___ MATERIALS PROVIDED ___

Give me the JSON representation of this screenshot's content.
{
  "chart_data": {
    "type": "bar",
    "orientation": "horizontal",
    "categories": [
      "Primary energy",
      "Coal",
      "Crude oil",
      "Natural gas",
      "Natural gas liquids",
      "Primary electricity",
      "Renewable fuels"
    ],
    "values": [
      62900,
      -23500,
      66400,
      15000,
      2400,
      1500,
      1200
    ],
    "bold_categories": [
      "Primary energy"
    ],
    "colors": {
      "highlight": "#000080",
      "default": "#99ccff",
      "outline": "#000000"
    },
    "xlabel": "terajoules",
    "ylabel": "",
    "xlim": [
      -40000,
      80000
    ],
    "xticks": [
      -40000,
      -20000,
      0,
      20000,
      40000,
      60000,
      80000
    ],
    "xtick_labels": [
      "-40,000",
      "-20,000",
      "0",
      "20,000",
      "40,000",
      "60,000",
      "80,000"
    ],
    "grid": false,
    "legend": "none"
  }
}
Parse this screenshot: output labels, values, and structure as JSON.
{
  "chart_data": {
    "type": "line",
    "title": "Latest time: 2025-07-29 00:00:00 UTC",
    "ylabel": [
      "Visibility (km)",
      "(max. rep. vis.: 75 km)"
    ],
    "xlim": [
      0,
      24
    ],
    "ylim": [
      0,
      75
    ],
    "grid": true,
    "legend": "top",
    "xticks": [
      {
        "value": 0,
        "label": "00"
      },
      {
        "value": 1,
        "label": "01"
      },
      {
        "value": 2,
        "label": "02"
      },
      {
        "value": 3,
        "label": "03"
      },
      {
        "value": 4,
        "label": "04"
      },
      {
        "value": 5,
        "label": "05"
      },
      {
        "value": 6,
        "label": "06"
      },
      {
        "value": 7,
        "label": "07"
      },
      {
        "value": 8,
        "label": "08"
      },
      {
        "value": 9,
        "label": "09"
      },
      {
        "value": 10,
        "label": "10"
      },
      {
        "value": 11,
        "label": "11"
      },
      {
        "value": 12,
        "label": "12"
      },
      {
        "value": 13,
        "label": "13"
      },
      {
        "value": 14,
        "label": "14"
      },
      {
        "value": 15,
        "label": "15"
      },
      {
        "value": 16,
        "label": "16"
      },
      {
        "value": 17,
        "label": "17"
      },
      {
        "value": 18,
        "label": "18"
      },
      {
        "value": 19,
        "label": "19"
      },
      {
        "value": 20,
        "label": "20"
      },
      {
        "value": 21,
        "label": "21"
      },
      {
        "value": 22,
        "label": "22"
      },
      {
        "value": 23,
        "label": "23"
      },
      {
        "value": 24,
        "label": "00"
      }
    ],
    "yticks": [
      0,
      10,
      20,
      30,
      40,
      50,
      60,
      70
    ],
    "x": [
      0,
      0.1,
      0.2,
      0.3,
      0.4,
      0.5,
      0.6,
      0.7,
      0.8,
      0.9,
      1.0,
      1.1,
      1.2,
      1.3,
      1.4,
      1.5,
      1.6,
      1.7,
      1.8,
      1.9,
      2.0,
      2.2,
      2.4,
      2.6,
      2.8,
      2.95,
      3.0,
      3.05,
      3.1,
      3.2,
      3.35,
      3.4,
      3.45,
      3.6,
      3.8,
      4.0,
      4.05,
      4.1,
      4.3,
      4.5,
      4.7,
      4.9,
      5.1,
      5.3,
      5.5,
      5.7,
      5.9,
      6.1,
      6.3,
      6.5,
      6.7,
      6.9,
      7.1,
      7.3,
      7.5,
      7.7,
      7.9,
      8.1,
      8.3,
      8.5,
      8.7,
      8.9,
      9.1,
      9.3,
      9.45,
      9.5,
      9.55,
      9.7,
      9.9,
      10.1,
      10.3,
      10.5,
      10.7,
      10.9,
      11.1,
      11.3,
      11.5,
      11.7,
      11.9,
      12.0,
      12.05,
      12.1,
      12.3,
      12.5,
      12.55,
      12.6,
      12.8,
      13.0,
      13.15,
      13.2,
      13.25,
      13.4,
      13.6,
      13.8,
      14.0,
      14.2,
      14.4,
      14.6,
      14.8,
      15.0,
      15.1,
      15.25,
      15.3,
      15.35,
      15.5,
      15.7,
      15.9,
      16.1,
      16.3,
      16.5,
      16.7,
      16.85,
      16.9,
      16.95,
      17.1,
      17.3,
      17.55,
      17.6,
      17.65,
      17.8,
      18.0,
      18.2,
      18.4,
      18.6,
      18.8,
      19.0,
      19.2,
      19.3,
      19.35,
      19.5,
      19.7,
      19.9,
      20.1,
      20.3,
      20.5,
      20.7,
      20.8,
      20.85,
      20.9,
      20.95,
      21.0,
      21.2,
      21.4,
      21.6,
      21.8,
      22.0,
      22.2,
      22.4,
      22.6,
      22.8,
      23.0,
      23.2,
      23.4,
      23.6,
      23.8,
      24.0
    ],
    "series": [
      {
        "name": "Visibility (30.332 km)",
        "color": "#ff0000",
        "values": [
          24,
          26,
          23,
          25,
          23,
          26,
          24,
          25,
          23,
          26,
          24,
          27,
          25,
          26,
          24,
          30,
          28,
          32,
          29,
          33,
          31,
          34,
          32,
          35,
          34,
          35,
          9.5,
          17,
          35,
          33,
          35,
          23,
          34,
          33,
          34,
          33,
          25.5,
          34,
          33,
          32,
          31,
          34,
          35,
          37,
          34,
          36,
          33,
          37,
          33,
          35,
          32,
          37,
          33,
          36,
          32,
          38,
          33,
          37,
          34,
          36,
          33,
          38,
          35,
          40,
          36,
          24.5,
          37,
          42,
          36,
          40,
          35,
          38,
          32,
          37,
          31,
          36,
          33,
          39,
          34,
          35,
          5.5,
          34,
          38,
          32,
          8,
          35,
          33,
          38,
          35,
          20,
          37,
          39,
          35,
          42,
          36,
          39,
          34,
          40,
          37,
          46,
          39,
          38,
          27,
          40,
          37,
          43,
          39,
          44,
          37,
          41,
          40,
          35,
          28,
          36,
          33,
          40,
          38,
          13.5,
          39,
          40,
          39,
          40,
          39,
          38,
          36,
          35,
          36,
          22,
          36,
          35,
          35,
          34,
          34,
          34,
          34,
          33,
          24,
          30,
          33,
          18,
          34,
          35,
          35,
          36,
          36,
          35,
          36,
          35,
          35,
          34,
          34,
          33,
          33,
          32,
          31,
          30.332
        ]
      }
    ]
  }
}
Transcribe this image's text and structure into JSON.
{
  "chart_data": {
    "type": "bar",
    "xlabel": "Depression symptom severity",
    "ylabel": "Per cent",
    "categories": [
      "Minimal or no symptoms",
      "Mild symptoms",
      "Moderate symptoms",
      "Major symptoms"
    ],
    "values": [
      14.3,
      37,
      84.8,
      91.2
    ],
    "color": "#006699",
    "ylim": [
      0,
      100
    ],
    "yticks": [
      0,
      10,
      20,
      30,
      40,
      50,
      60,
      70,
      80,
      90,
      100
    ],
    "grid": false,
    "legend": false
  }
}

___

SHORT TASK.
Quote the data above in full, changing nothing.

ANSWER IN FULL.
Give me the JSON representation of this screenshot's content.
{
  "chart_data": {
    "type": "bar",
    "orientation": "horizontal",
    "categories": [
      "Primary energy",
      "Coal",
      "Crude oil",
      "Natural gas",
      "Natural gas liquids",
      "Primary electricity",
      "Renewable fuels"
    ],
    "values": [
      62900,
      -23500,
      66400,
      15000,
      2400,
      1500,
      1200
    ],
    "bold_categories": [
      "Primary energy"
    ],
    "colors": {
      "highlight": "#000080",
      "default": "#99ccff",
      "outline": "#000000"
    },
    "xlabel": "terajoules",
    "ylabel": "",
    "xlim": [
      -40000,
      80000
    ],
    "xticks": [
      -40000,
      -20000,
      0,
      20000,
      40000,
      60000,
      80000
    ],
    "xtick_labels": [
      "-40,000",
      "-20,000",
      "0",
      "20,000",
      "40,000",
      "60,000",
      "80,000"
    ],
    "grid": false,
    "legend": "none"
  }
}
Parse this screenshot: output labels, values, and structure as JSON.
{
  "chart_data": {
    "type": "line",
    "title": "Latest time: 2025-07-29 00:00:00 UTC",
    "ylabel": [
      "Visibility (km)",
      "(max. rep. vis.: 75 km)"
    ],
    "xlim": [
      0,
      24
    ],
    "ylim": [
      0,
      75
    ],
    "grid": true,
    "legend": "top",
    "xticks": [
      {
        "value": 0,
        "label": "00"
      },
      {
        "value": 1,
        "label": "01"
      },
      {
        "value": 2,
        "label": "02"
      },
      {
        "value": 3,
        "label": "03"
      },
      {
        "value": 4,
        "label": "04"
      },
      {
        "value": 5,
        "label": "05"
      },
      {
        "value": 6,
        "label": "06"
      },
      {
        "value": 7,
        "label": "07"
      },
      {
        "value": 8,
        "label": "08"
      },
      {
        "value": 9,
        "label": "09"
      },
      {
        "value": 10,
        "label": "10"
      },
      {
        "value": 11,
        "label": "11"
      },
      {
        "value": 12,
        "label": "12"
      },
      {
        "value": 13,
        "label": "13"
      },
      {
        "value": 14,
        "label": "14"
      },
      {
        "value": 15,
        "label": "15"
      },
      {
        "value": 16,
        "label": "16"
      },
      {
        "value": 17,
        "label": "17"
      },
      {
        "value": 18,
        "label": "18"
      },
      {
        "value": 19,
        "label": "19"
      },
      {
        "value": 20,
        "label": "20"
      },
      {
        "value": 21,
        "label": "21"
      },
      {
        "value": 22,
        "label": "22"
      },
      {
        "value": 23,
        "label": "23"
      },
      {
        "value": 24,
        "label": "00"
      }
    ],
    "yticks": [
      0,
      10,
      20,
      30,
      40,
      50,
      60,
      70
    ],
    "x": [
      0,
      0.1,
      0.2,
      0.3,
      0.4,
      0.5,
      0.6,
      0.7,
      0.8,
      0.9,
      1.0,
      1.1,
      1.2,
      1.3,
      1.4,
      1.5,
      1.6,
      1.7,
      1.8,
      1.9,
      2.0,
      2.2,
      2.4,
      2.6,
      2.8,
      2.95,
      3.0,
      3.05,
      3.1,
      3.2,
      3.35,
      3.4,
      3.45,
      3.6,
      3.8,
      4.0,
      4.05,
      4.1,
      4.3,
      4.5,
      4.7,
      4.9,
      5.1,
      5.3,
      5.5,
      5.7,
      5.9,
      6.1,
      6.3,
      6.5,
      6.7,
      6.9,
      7.1,
      7.3,
      7.5,
      7.7,
      7.9,
      8.1,
      8.3,
      8.5,
      8.7,
      8.9,
      9.1,
      9.3,
      9.45,
      9.5,
      9.55,
      9.7,
      9.9,
      10.1,
      10.3,
      10.5,
      10.7,
      10.9,
      11.1,
      11.3,
      11.5,
      11.7,
      11.9,
      12.0,
      12.05,
      12.1,
      12.3,
      12.5,
      12.55,
      12.6,
      12.8,
      13.0,
      13.15,
      13.2,
      13.25,
      13.4,
      13.6,
      13.8,
      14.0,
      14.2,
      14.4,
      14.6,
      14.8,
      15.0,
      15.1,
      15.25,
      15.3,
      15.35,
      15.5,
      15.7,
      15.9,
      16.1,
      16.3,
      16.5,
      16.7,
      16.85,
      16.9,
      16.95,
      17.1,
      17.3,
      17.55,
      17.6,
      17.65,
      17.8,
      18.0,
      18.2,
      18.4,
      18.6,
      18.8,
      19.0,
      19.2,
      19.3,
      19.35,
      19.5,
      19.7,
      19.9,
      20.1,
      20.3,
      20.5,
      20.7,
      20.8,
      20.85,
      20.9,
      20.95,
      21.0,
      21.2,
      21.4,
      21.6,
      21.8,
      22.0,
      22.2,
      22.4,
      22.6,
      22.8,
      23.0,
      23.2,
      23.4,
      23.6,
      23.8,
      24.0
    ],
    "series": [
      {
        "name": "Visibility (30.332 km)",
        "color": "#ff0000",
        "values": [
          24,
          26,
          23,
          25,
          23,
          26,
          24,
          25,
          23,
          26,
          24,
          27,
          25,
          26,
          24,
          30,
          28,
          32,
          29,
          33,
          31,
          34,
          32,
          35,
          34,
          35,
          9.5,
          17,
          35,
          33,
          35,
          23,
          34,
          33,
          34,
          33,
          25.5,
          34,
          33,
          32,
          31,
          34,
          35,
          37,
          34,
          36,
          33,
          37,
          33,
          35,
          32,
          37,
          33,
          36,
          32,
          38,
          33,
          37,
          34,
          36,
          33,
          38,
          35,
          40,
          36,
          24.5,
          37,
          42,
          36,
          40,
          35,
          38,
          32,
          37,
          31,
          36,
          33,
          39,
          34,
          35,
          5.5,
          34,
          38,
          32,
          8,
          35,
          33,
          38,
          35,
          20,
          37,
          39,
          35,
          42,
          36,
          39,
          34,
          40,
          37,
          46,
          39,
          38,
          27,
          40,
          37,
          43,
          39,
          44,
          37,
          41,
          40,
          35,
          28,
          36,
          33,
          40,
          38,
          13.5,
          39,
          40,
          39,
          40,
          39,
          38,
          36,
          35,
          36,
          22,
          36,
          35,
          35,
          34,
          34,
          34,
          34,
          33,
          24,
          30,
          33,
          18,
          34,
          35,
          35,
          36,
          36,
          35,
          36,
          35,
          35,
          34,
          34,
          33,
          33,
          32,
          31,
          30.332
        ]
      }
    ]
  }
}
Transcribe this image's text and structure into JSON.
{
  "chart_data": {
    "type": "bar",
    "xlabel": "Depression symptom severity",
    "ylabel": "Per cent",
    "categories": [
      "Minimal or no symptoms",
      "Mild symptoms",
      "Moderate symptoms",
      "Major symptoms"
    ],
    "values": [
      14.3,
      37,
      84.8,
      91.2
    ],
    "color": "#006699",
    "ylim": [
      0,
      100
    ],
    "yticks": [
      0,
      10,
      20,
      30,
      40,
      50,
      60,
      70,
      80,
      90,
      100
    ],
    "grid": false,
    "legend": false
  }
}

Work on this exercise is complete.